Task data =>
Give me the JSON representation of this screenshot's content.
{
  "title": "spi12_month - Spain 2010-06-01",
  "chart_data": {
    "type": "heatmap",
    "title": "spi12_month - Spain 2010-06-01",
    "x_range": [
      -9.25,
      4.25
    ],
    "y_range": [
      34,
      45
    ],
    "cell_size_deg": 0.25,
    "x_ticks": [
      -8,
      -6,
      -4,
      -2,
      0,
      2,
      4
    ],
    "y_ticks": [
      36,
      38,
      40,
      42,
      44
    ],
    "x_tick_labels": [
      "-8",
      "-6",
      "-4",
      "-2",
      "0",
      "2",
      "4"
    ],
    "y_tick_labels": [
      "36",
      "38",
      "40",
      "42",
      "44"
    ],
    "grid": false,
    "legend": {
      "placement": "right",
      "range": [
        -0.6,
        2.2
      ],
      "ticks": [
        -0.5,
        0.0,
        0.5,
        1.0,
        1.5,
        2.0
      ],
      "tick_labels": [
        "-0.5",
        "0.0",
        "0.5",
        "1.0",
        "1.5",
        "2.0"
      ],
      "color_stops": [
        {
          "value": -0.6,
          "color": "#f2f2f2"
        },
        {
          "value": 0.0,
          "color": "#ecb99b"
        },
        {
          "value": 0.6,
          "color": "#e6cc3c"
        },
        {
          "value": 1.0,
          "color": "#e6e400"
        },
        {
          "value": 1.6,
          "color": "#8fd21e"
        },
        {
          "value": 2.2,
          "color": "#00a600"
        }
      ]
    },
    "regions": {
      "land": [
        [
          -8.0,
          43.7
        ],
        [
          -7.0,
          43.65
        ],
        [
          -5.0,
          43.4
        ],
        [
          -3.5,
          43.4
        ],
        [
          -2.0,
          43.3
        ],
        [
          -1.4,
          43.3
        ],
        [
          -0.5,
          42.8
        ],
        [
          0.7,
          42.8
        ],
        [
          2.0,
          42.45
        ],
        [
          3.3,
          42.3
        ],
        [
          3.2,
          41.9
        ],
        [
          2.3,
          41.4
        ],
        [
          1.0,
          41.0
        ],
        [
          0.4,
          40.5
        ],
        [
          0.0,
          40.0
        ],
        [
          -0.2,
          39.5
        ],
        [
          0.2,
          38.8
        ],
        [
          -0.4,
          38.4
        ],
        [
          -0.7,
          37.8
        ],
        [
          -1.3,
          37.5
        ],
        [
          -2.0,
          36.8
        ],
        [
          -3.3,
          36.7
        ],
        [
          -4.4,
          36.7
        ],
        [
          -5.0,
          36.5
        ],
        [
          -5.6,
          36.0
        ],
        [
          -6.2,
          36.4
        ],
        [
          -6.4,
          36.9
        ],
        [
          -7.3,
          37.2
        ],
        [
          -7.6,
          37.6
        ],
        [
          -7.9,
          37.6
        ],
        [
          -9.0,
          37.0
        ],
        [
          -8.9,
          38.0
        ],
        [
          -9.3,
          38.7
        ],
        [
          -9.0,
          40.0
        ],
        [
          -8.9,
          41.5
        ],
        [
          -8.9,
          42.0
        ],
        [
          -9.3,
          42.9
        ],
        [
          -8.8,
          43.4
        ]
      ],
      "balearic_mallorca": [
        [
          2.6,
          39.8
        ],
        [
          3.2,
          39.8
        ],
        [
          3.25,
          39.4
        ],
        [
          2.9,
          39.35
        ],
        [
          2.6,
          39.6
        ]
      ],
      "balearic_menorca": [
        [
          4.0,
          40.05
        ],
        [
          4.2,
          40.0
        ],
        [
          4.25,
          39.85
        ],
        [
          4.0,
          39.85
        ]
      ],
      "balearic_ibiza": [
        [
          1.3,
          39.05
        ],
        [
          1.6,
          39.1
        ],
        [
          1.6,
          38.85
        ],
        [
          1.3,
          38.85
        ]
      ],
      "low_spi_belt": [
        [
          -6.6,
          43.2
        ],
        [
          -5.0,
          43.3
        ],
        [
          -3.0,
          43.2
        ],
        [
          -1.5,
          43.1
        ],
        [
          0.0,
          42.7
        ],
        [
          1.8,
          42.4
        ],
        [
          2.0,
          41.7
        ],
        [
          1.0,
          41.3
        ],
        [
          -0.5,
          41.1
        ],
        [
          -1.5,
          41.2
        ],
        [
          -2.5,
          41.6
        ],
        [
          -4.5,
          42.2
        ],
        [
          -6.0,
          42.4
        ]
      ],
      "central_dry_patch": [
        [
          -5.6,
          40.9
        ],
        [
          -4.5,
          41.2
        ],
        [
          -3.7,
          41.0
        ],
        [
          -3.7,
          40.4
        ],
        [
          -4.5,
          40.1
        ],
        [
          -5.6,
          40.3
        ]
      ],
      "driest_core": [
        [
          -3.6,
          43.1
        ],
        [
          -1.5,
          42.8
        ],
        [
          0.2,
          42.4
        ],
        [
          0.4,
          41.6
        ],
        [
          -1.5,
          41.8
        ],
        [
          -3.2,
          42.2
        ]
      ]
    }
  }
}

Exercise directions => Transcribe every entry verbatim.

Solution to this problem =>
Give me the JSON representation of this screenshot's content.
{
  "title": "spi12_month - Spain 2010-06-01",
  "chart_data": {
    "type": "heatmap",
    "title": "spi12_month - Spain 2010-06-01",
    "x_range": [
      -9.25,
      4.25
    ],
    "y_range": [
      34,
      45
    ],
    "cell_size_deg": 0.25,
    "x_ticks": [
      -8,
      -6,
      -4,
      -2,
      0,
      2,
      4
    ],
    "y_ticks": [
      36,
      38,
      40,
      42,
      44
    ],
    "x_tick_labels": [
      "-8",
      "-6",
      "-4",
      "-2",
      "0",
      "2",
      "4"
    ],
    "y_tick_labels": [
      "36",
      "38",
      "40",
      "42",
      "44"
    ],
    "grid": false,
    "legend": {
      "placement": "right",
      "range": [
        -0.6,
        2.2
      ],
      "ticks": [
        -0.5,
        0.0,
        0.5,
        1.0,
        1.5,
        2.0
      ],
      "tick_labels": [
        "-0.5",
        "0.0",
        "0.5",
        "1.0",
        "1.5",
        "2.0"
      ],
      "color_stops": [
        {
          "value": -0.6,
          "color": "#f2f2f2"
        },
        {
          "value": 0.0,
          "color": "#ecb99b"
        },
        {
          "value": 0.6,
          "color": "#e6cc3c"
        },
        {
          "value": 1.0,
          "color": "#e6e400"
        },
        {
          "value": 1.6,
          "color": "#8fd21e"
        },
        {
          "value": 2.2,
          "color": "#00a600"
        }
      ]
    },
    "regions": {
      "land": [
        [
          -8.0,
          43.7
        ],
        [
          -7.0,
          43.65
        ],
        [
          -5.0,
          43.4
        ],
        [
          -3.5,
          43.4
        ],
        [
          -2.0,
          43.3
        ],
        [
          -1.4,
          43.3
        ],
        [
          -0.5,
          42.8
        ],
        [
          0.7,
          42.8
        ],
        [
          2.0,
          42.45
        ],
        [
          3.3,
          42.3
        ],
        [
          3.2,
          41.9
        ],
        [
          2.3,
          41.4
        ],
        [
          1.0,
          41.0
        ],
        [
          0.4,
          40.5
        ],
        [
          0.0,
          40.0
        ],
        [
          -0.2,
          39.5
        ],
        [
          0.2,
          38.8
        ],
        [
          -0.4,
          38.4
        ],
        [
          -0.7,
          37.8
        ],
        [
          -1.3,
          37.5
        ],
        [
          -2.0,
          36.8
        ],
        [
          -3.3,
          36.7
        ],
        [
          -4.4,
          36.7
        ],
        [
          -5.0,
          36.5
        ],
        [
          -5.6,
          36.0
        ],
        [
          -6.2,
          36.4
        ],
        [
          -6.4,
          36.9
        ],
        [
          -7.3,
          37.2
        ],
        [
          -7.6,
          37.6
        ],
        [
          -7.9,
          37.6
        ],
        [
          -9.0,
          37.0
        ],
        [
          -8.9,
          38.0
        ],
        [
          -9.3,
          38.7
        ],
        [
          -9.0,
          40.0
        ],
        [
          -8.9,
          41.5
        ],
        [
          -8.9,
          42.0
        ],
        [
          -9.3,
          42.9
        ],
        [
          -8.8,
          43.4
        ]
      ],
      "balearic_mallorca": [
        [
          2.6,
          39.8
        ],
        [
          3.2,
          39.8
        ],
        [
          3.25,
          39.4
        ],
        [
          2.9,
          39.35
        ],
        [
          2.6,
          39.6
        ]
      ],
      "balearic_menorca": [
        [
          4.0,
          40.05
        ],
        [
          4.2,
          40.0
        ],
        [
          4.25,
          39.85
        ],
        [
          4.0,
          39.85
        ]
      ],
      "balearic_ibiza": [
        [
          1.3,
          39.05
        ],
        [
          1.6,
          39.1
        ],
        [
          1.6,
          38.85
        ],
        [
          1.3,
          38.85
        ]
      ],
      "low_spi_belt": [
        [
          -6.6,
          43.2
        ],
        [
          -5.0,
          43.3
        ],
        [
          -3.0,
          43.2
        ],
        [
          -1.5,
          43.1
        ],
        [
          0.0,
          42.7
        ],
        [
          1.8,
          42.4
        ],
        [
          2.0,
          41.7
        ],
        [
          1.0,
          41.3
        ],
        [
          -0.5,
          41.1
        ],
        [
          -1.5,
          41.2
        ],
        [
          -2.5,
          41.6
        ],
        [
          -4.5,
          42.2
        ],
        [
          -6.0,
          42.4
        ]
      ],
      "central_dry_patch": [
        [
          -5.6,
          40.9
        ],
        [
          -4.5,
          41.2
        ],
        [
          -3.7,
          41.0
        ],
        [
          -3.7,
          40.4
        ],
        [
          -4.5,
          40.1
        ],
        [
          -5.6,
          40.3
        ]
      ],
      "driest_core": [
        [
          -3.6,
          43.1
        ],
        [
          -1.5,
          42.8
        ],
        [
          0.2,
          42.4
        ],
        [
          0.4,
          41.6
        ],
        [
          -1.5,
          41.8
        ],
        [
          -3.2,
          42.2
        ]
      ]
    }
  }
}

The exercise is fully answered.